# What is required:
Single out each line with the word "czasu" and copy it.

Recorded data:
-----

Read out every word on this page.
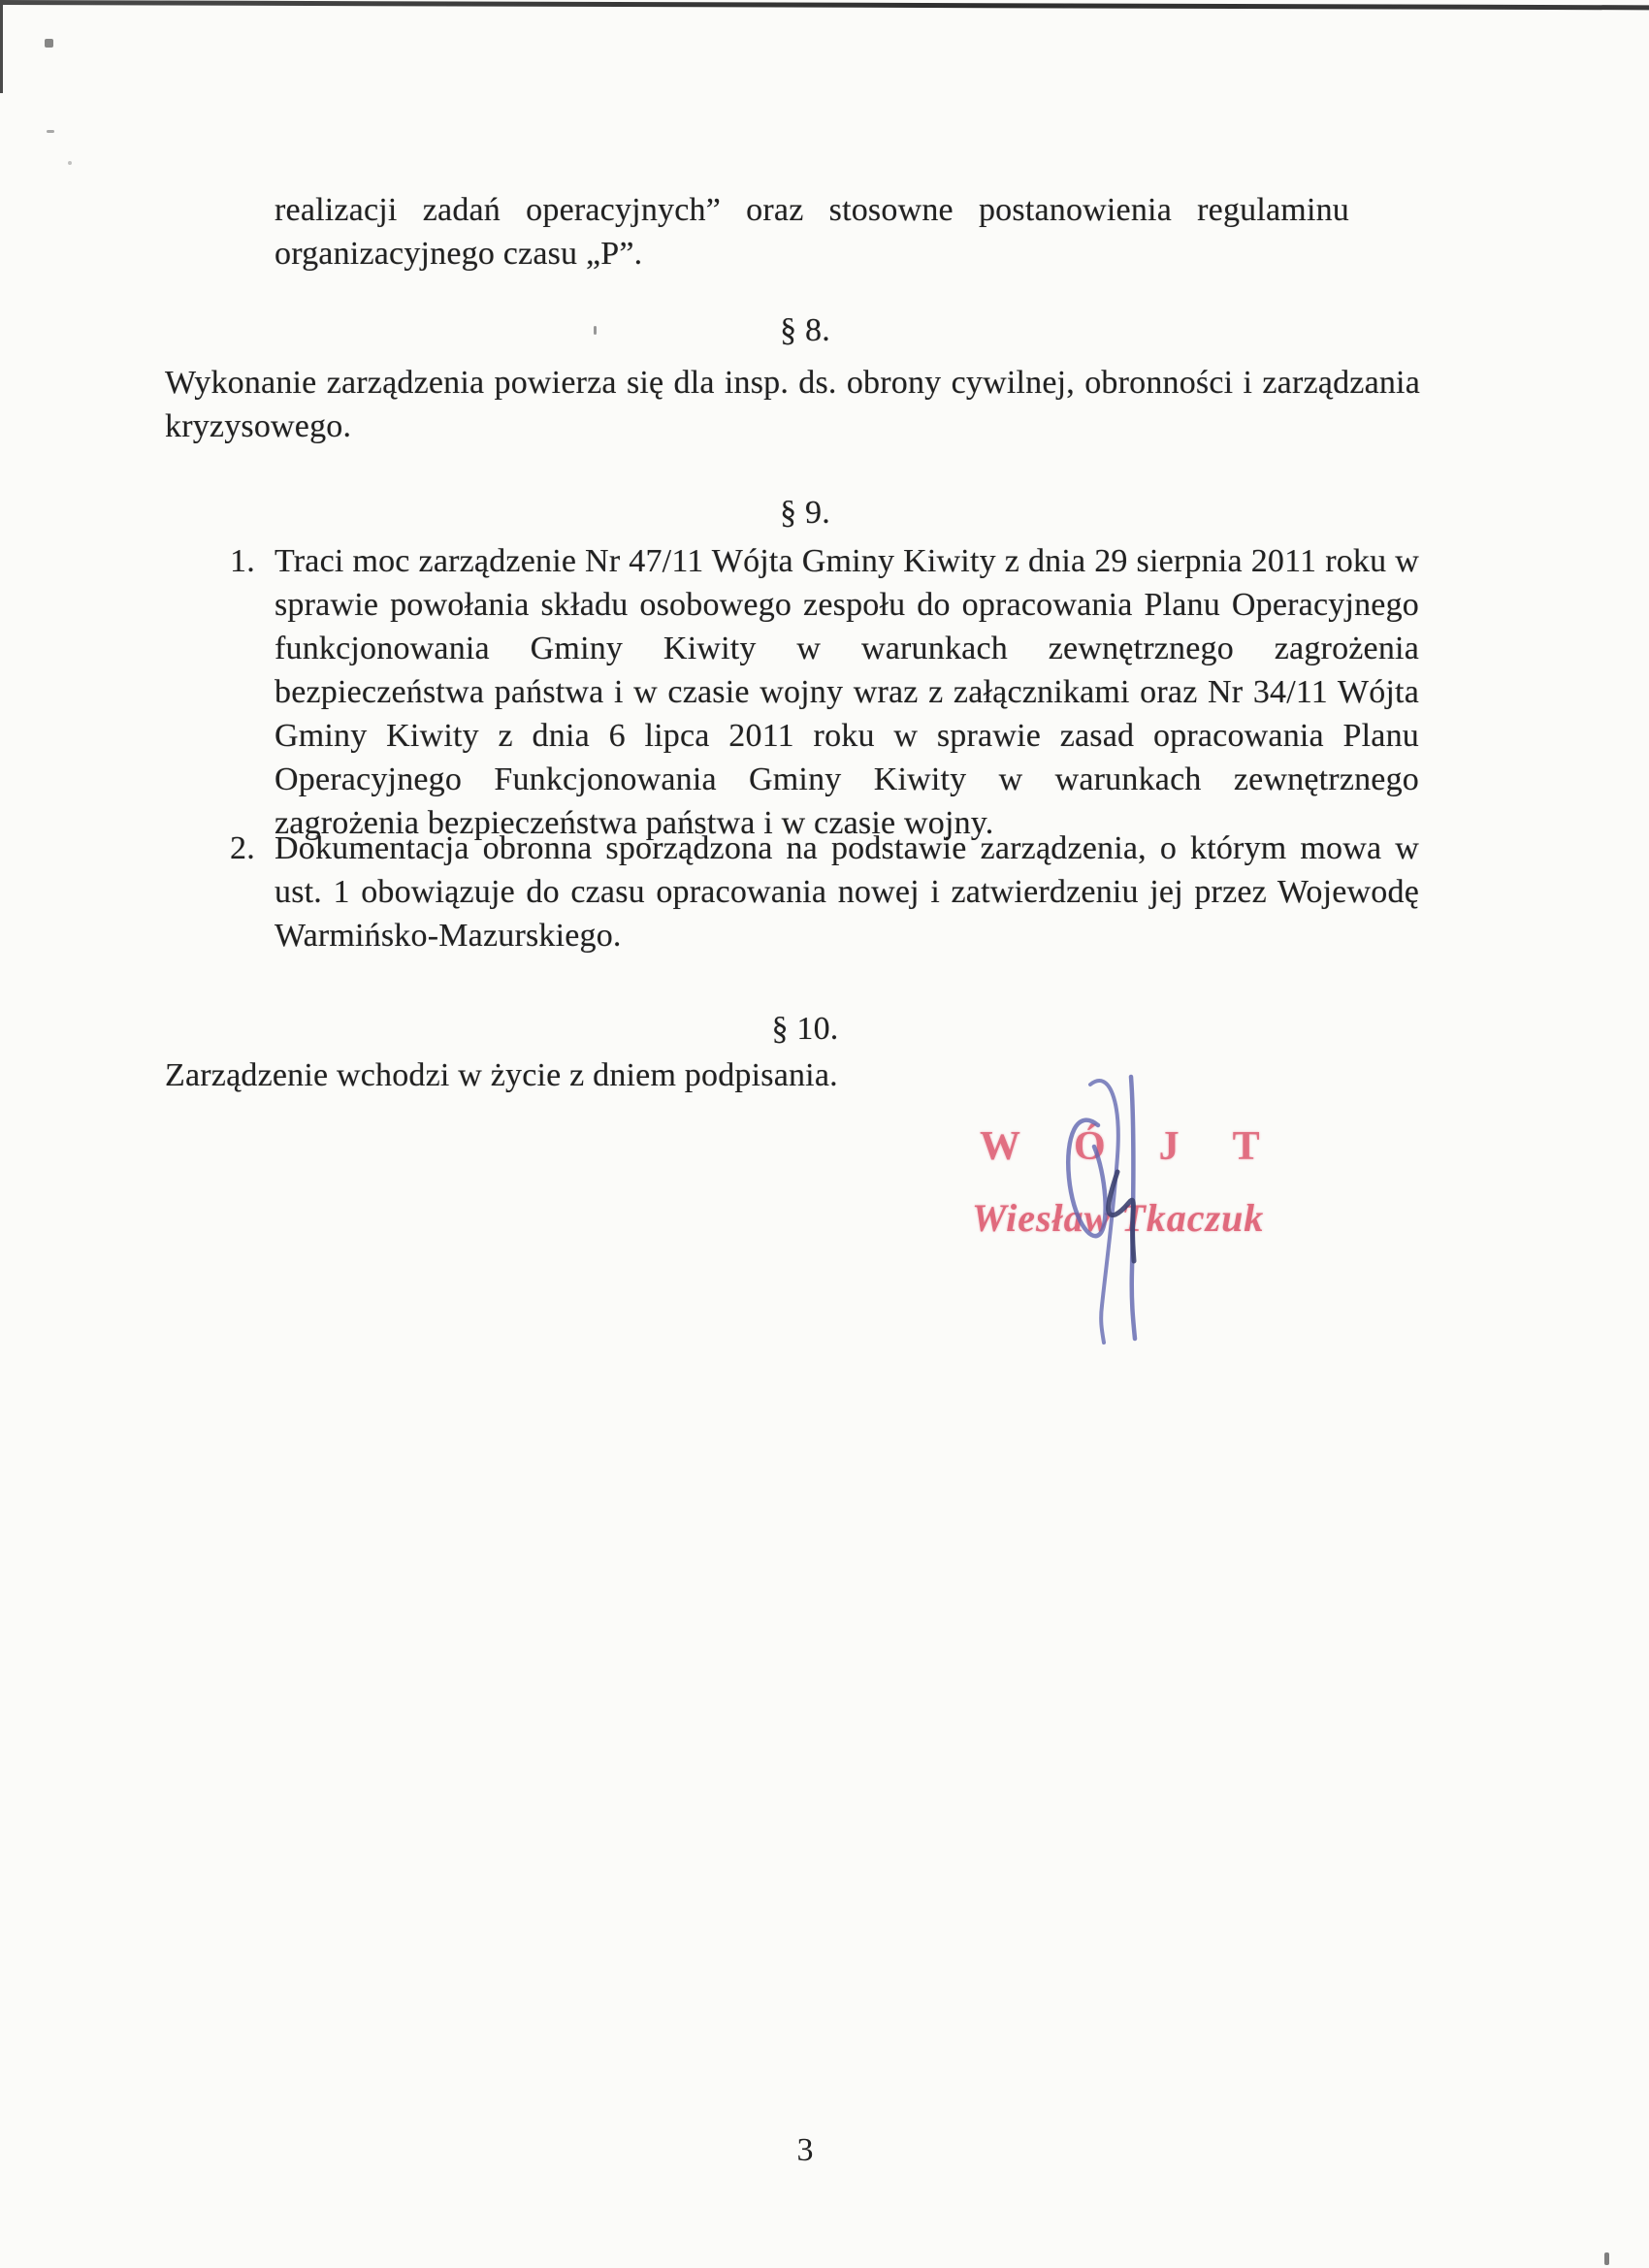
realizacji zadań operacyjnych” oraz stosowne postanowienia regulaminu organizacyjnego czasu „P”.
§ 8.
Wykonanie zarządzenia powierza się dla insp. ds. obrony cywilnej, obronności i zarządzania kryzysowego.
§ 9.
1. Traci moc zarządzenie Nr 47/11 Wójta Gminy Kiwity z dnia 29 sierpnia 2011 roku w sprawie powołania składu osobowego zespołu do opracowania Planu Operacyjnego funkcjonowania Gminy Kiwity w warunkach zewnętrznego zagrożenia bezpieczeństwa państwa i w czasie wojny wraz z załącznikami oraz Nr 34/11 Wójta Gminy Kiwity z dnia 6 lipca 2011 roku w sprawie zasad opracowania Planu Operacyjnego Funkcjonowania Gminy Kiwity w warunkach zewnętrznego zagrożenia bezpieczeństwa państwa i w czasie wojny.
2. Dokumentacja obronna sporządzona na podstawie zarządzenia, o którym mowa w ust. 1 obowiązuje do czasu opracowania nowej i zatwierdzeniu jej przez Wojewodę Warmińsko-Mazurskiego.
§ 10.
Zarządzenie wchodzi w życie z dniem podpisania.
WÓJT
Wiesław Tkaczuk
3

-----

# Written reply:
realizacji zadań operacyjnych” oraz stosowne postanowienia regulaminu organizacyjnego czasu „P”.
2. Dokumentacja obronna sporządzona na podstawie zarządzenia, o którym mowa w ust. 1 obowiązuje do czasu opracowania nowej i zatwierdzeniu jej przez Wojewodę Warmińsko-Mazurskiego.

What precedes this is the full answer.